### The records
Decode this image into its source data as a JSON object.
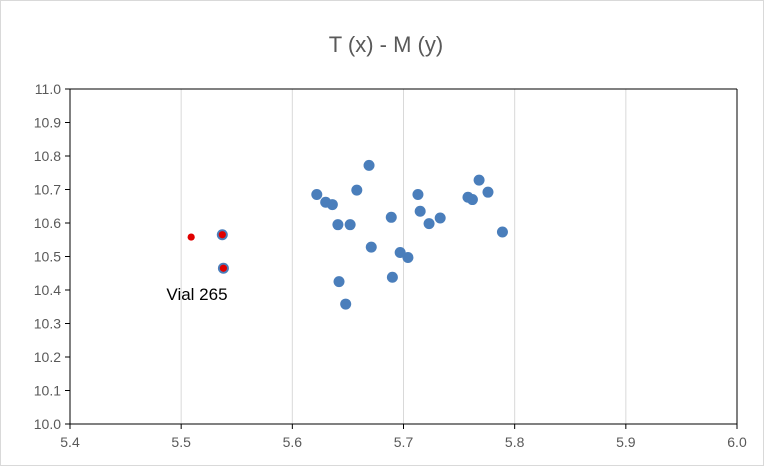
{
  "chart_data": {
    "type": "scatter",
    "title": "T (x)  - M (y)",
    "xlabel": "",
    "ylabel": "",
    "xlim": [
      5.4,
      6.0
    ],
    "ylim": [
      10.0,
      11.0
    ],
    "x_ticks": [
      "5.4",
      "5.5",
      "5.6",
      "5.7",
      "5.8",
      "5.9",
      "6.0"
    ],
    "y_ticks": [
      "10.0",
      "10.1",
      "10.2",
      "10.3",
      "10.4",
      "10.5",
      "10.6",
      "10.7",
      "10.8",
      "10.9",
      "11.0"
    ],
    "grid": "vertical",
    "legend": "none",
    "colors": {
      "series": "#4a7ebb",
      "highlight": "#e00000",
      "axis": "#000000",
      "grid": "#d9d9d9"
    },
    "series": [
      {
        "points": [
          {
            "x": 5.537,
            "y": 10.565
          },
          {
            "x": 5.538,
            "y": 10.465
          },
          {
            "x": 5.622,
            "y": 10.685
          },
          {
            "x": 5.63,
            "y": 10.662
          },
          {
            "x": 5.636,
            "y": 10.655
          },
          {
            "x": 5.641,
            "y": 10.595
          },
          {
            "x": 5.642,
            "y": 10.425
          },
          {
            "x": 5.648,
            "y": 10.358
          },
          {
            "x": 5.652,
            "y": 10.595
          },
          {
            "x": 5.658,
            "y": 10.698
          },
          {
            "x": 5.669,
            "y": 10.772
          },
          {
            "x": 5.671,
            "y": 10.528
          },
          {
            "x": 5.689,
            "y": 10.617
          },
          {
            "x": 5.69,
            "y": 10.438
          },
          {
            "x": 5.697,
            "y": 10.512
          },
          {
            "x": 5.704,
            "y": 10.497
          },
          {
            "x": 5.713,
            "y": 10.685
          },
          {
            "x": 5.715,
            "y": 10.635
          },
          {
            "x": 5.723,
            "y": 10.598
          },
          {
            "x": 5.733,
            "y": 10.615
          },
          {
            "x": 5.758,
            "y": 10.677
          },
          {
            "x": 5.762,
            "y": 10.67
          },
          {
            "x": 5.768,
            "y": 10.728
          },
          {
            "x": 5.776,
            "y": 10.692
          },
          {
            "x": 5.789,
            "y": 10.573
          }
        ]
      },
      {
        "points": [
          {
            "x": 5.509,
            "y": 10.558
          },
          {
            "x": 5.537,
            "y": 10.565
          },
          {
            "x": 5.538,
            "y": 10.465
          }
        ]
      }
    ],
    "annotations": [
      {
        "text": "Vial 265",
        "x": 5.538,
        "y": 10.465
      }
    ]
  }
}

### Set problem
Go through the entries above and output them exactly, without pictures.

### Task answer
Decode this image into its source data as a JSON object.
{
  "chart_data": {
    "type": "scatter",
    "title": "T (x)  - M (y)",
    "xlabel": "",
    "ylabel": "",
    "xlim": [
      5.4,
      6.0
    ],
    "ylim": [
      10.0,
      11.0
    ],
    "x_ticks": [
      "5.4",
      "5.5",
      "5.6",
      "5.7",
      "5.8",
      "5.9",
      "6.0"
    ],
    "y_ticks": [
      "10.0",
      "10.1",
      "10.2",
      "10.3",
      "10.4",
      "10.5",
      "10.6",
      "10.7",
      "10.8",
      "10.9",
      "11.0"
    ],
    "grid": "vertical",
    "legend": "none",
    "colors": {
      "series": "#4a7ebb",
      "highlight": "#e00000",
      "axis": "#000000",
      "grid": "#d9d9d9"
    },
    "series": [
      {
        "points": [
          {
            "x": 5.537,
            "y": 10.565
          },
          {
            "x": 5.538,
            "y": 10.465
          },
          {
            "x": 5.622,
            "y": 10.685
          },
          {
            "x": 5.63,
            "y": 10.662
          },
          {
            "x": 5.636,
            "y": 10.655
          },
          {
            "x": 5.641,
            "y": 10.595
          },
          {
            "x": 5.642,
            "y": 10.425
          },
          {
            "x": 5.648,
            "y": 10.358
          },
          {
            "x": 5.652,
            "y": 10.595
          },
          {
            "x": 5.658,
            "y": 10.698
          },
          {
            "x": 5.669,
            "y": 10.772
          },
          {
            "x": 5.671,
            "y": 10.528
          },
          {
            "x": 5.689,
            "y": 10.617
          },
          {
            "x": 5.69,
            "y": 10.438
          },
          {
            "x": 5.697,
            "y": 10.512
          },
          {
            "x": 5.704,
            "y": 10.497
          },
          {
            "x": 5.713,
            "y": 10.685
          },
          {
            "x": 5.715,
            "y": 10.635
          },
          {
            "x": 5.723,
            "y": 10.598
          },
          {
            "x": 5.733,
            "y": 10.615
          },
          {
            "x": 5.758,
            "y": 10.677
          },
          {
            "x": 5.762,
            "y": 10.67
          },
          {
            "x": 5.768,
            "y": 10.728
          },
          {
            "x": 5.776,
            "y": 10.692
          },
          {
            "x": 5.789,
            "y": 10.573
          }
        ]
      },
      {
        "points": [
          {
            "x": 5.509,
            "y": 10.558
          },
          {
            "x": 5.537,
            "y": 10.565
          },
          {
            "x": 5.538,
            "y": 10.465
          }
        ]
      }
    ],
    "annotations": [
      {
        "text": "Vial 265",
        "x": 5.538,
        "y": 10.465
      }
    ]
  }
}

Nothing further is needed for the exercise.